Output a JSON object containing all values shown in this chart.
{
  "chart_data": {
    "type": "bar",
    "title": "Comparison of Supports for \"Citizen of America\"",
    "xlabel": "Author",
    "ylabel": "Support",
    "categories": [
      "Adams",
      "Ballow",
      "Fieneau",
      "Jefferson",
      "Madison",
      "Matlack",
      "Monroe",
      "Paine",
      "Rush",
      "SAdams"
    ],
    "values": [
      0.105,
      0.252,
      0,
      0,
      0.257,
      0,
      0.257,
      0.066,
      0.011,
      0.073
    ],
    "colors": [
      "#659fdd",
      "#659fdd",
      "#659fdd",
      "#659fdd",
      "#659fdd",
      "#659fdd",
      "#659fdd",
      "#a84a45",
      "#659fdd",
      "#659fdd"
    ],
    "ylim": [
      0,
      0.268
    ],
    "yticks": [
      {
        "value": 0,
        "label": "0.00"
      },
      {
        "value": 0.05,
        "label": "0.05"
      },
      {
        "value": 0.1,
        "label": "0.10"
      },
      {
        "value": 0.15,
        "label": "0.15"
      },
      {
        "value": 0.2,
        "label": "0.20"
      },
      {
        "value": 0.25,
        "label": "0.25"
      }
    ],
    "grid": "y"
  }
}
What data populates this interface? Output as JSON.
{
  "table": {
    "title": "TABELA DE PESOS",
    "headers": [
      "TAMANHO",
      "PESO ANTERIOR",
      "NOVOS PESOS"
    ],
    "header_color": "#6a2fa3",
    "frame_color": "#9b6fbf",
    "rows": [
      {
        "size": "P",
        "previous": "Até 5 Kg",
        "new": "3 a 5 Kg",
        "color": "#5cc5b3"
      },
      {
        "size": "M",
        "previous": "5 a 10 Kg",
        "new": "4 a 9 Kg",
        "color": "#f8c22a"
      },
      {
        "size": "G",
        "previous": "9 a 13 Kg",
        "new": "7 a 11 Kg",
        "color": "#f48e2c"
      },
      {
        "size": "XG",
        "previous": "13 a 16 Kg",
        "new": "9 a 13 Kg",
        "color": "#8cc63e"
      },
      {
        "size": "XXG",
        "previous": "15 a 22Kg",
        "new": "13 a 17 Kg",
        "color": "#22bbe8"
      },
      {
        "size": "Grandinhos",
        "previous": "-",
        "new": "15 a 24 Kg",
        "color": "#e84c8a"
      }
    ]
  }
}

◇ ◇ ◇ ◇ ◇ ◇ ◇

Directions:
Gather each line of the listing that holds the string "title".

Reply to the task:
    "title": "Comparison of Supports for \"Citizen of America\"",
    "title": "TABELA DE PESOS",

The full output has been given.